-- Start DATA SUPPLIED --

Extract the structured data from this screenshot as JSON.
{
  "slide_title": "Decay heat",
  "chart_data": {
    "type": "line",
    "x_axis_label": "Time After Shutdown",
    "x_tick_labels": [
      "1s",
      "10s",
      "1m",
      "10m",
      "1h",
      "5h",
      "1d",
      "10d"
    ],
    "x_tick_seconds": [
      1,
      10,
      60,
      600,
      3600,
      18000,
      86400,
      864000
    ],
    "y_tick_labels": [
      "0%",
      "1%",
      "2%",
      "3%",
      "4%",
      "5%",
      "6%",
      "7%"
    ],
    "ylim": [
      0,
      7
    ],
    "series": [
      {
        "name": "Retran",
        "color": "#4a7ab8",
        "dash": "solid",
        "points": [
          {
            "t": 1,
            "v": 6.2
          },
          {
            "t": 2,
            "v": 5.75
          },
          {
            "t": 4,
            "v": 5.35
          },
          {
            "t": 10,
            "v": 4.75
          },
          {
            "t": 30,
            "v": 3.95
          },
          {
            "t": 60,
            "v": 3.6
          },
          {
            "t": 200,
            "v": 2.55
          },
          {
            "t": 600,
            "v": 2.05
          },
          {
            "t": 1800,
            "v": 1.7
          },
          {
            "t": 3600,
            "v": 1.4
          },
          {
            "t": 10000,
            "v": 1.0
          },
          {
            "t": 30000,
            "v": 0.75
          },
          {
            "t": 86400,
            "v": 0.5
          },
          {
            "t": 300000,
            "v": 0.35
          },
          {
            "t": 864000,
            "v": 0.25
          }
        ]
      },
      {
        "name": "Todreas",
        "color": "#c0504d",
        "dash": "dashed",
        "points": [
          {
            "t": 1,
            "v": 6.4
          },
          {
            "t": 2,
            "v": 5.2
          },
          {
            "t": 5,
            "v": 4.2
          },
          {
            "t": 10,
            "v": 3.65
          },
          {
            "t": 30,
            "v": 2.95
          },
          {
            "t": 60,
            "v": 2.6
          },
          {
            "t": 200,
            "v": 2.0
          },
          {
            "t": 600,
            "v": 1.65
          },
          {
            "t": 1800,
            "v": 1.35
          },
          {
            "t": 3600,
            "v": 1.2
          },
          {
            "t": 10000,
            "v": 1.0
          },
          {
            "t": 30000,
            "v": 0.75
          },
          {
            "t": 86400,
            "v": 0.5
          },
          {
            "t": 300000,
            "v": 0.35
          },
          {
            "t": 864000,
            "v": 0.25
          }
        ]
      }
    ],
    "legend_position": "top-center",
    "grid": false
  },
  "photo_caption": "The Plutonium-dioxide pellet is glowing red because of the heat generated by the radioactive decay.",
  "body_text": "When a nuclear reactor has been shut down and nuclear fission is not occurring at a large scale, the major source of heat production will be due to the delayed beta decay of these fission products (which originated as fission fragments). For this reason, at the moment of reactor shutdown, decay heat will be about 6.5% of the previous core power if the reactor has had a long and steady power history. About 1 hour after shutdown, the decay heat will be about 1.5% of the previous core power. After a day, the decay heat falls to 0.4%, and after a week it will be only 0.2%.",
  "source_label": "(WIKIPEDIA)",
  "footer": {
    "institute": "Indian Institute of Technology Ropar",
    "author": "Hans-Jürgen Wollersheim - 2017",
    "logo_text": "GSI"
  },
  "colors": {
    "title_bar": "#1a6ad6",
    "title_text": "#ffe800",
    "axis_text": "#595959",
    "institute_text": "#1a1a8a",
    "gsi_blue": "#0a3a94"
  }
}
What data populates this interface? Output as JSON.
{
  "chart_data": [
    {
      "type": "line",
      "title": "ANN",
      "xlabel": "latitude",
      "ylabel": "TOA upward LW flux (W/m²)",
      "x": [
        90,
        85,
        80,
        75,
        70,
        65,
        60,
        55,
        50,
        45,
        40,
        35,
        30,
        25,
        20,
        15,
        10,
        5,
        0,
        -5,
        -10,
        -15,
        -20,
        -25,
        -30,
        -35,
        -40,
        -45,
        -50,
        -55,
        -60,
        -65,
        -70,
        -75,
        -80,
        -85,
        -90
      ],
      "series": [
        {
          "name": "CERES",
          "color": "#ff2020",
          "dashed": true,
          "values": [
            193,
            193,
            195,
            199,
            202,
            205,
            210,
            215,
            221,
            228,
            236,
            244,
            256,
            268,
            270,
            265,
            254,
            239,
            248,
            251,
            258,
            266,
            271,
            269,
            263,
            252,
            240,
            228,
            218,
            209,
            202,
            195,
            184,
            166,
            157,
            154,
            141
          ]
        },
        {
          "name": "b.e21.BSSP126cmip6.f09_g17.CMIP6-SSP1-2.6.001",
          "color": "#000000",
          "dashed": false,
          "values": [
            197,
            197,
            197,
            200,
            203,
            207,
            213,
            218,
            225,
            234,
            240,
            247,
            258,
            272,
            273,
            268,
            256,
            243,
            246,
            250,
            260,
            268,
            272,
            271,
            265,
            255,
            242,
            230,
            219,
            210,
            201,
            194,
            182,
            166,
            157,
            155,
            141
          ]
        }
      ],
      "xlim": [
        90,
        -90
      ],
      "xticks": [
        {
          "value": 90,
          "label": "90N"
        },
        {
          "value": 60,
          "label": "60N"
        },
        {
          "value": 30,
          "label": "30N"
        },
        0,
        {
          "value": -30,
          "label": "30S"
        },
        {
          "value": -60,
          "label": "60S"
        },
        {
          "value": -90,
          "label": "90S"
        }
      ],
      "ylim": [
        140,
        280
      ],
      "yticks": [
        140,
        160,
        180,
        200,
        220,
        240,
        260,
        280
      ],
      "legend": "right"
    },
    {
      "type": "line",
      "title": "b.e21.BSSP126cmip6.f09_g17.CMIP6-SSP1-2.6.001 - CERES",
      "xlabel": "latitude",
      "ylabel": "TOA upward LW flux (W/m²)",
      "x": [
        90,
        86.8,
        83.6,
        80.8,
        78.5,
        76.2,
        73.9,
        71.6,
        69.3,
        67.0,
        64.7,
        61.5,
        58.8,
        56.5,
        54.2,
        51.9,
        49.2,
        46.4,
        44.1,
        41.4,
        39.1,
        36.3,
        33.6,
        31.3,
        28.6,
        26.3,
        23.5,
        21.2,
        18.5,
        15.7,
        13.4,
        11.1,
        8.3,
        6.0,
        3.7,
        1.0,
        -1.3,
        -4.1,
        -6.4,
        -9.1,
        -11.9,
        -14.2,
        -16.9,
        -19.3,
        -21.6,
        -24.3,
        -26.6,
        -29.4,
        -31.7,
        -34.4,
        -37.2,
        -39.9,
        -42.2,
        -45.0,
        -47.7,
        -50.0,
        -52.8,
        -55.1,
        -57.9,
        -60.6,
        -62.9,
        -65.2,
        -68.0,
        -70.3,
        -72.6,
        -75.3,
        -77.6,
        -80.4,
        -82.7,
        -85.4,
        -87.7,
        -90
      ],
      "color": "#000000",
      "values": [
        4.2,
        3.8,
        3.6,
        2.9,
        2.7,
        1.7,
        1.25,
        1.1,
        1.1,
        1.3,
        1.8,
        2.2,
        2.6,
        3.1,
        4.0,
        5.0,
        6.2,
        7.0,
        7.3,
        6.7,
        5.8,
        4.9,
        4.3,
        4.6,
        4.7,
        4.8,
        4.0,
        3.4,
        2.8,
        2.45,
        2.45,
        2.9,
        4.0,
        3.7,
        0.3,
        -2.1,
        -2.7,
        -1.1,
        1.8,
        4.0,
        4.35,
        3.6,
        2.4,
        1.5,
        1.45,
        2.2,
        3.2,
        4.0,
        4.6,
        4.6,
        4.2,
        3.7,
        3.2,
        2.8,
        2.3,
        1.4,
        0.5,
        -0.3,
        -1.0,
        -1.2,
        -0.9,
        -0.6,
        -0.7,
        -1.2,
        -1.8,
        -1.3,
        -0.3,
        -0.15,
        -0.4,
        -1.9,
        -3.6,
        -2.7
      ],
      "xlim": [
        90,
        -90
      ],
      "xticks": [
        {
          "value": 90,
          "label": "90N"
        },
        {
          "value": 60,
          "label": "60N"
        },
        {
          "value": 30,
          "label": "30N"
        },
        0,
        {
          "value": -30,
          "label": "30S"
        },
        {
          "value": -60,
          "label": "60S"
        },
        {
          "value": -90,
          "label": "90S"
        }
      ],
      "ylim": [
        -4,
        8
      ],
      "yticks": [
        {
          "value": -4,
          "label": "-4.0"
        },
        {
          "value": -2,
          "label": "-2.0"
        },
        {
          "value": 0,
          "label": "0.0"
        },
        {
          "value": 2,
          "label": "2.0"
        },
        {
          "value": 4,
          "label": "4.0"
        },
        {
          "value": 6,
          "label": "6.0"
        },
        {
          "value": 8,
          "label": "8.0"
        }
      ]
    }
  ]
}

-- End DATA SUPPLIED --

WHAT IS BEING ASKED:
Filter the listing above for the string "this" and copy every matching line.

WRITTEN RESPONSE:
Extract the structured data from this screenshot as JSON.
  "body_text": "When a nuclear reactor has been shut down and nuclear fission is not occurring at a large scale, the major source of heat production will be due to the delayed beta decay of these fission products (which originated as fission fragments). For this reason, at the moment of reactor shutdown, decay heat will be about 6.5% of the previous core power if the reactor has had a long and steady power history. About 1 hour after shutdown, the decay heat will be about 1.5% of the previous core power. After a day, the decay heat falls to 0.4%, and after a week it will be only 0.2%.",
What data populates this interface? Output as JSON.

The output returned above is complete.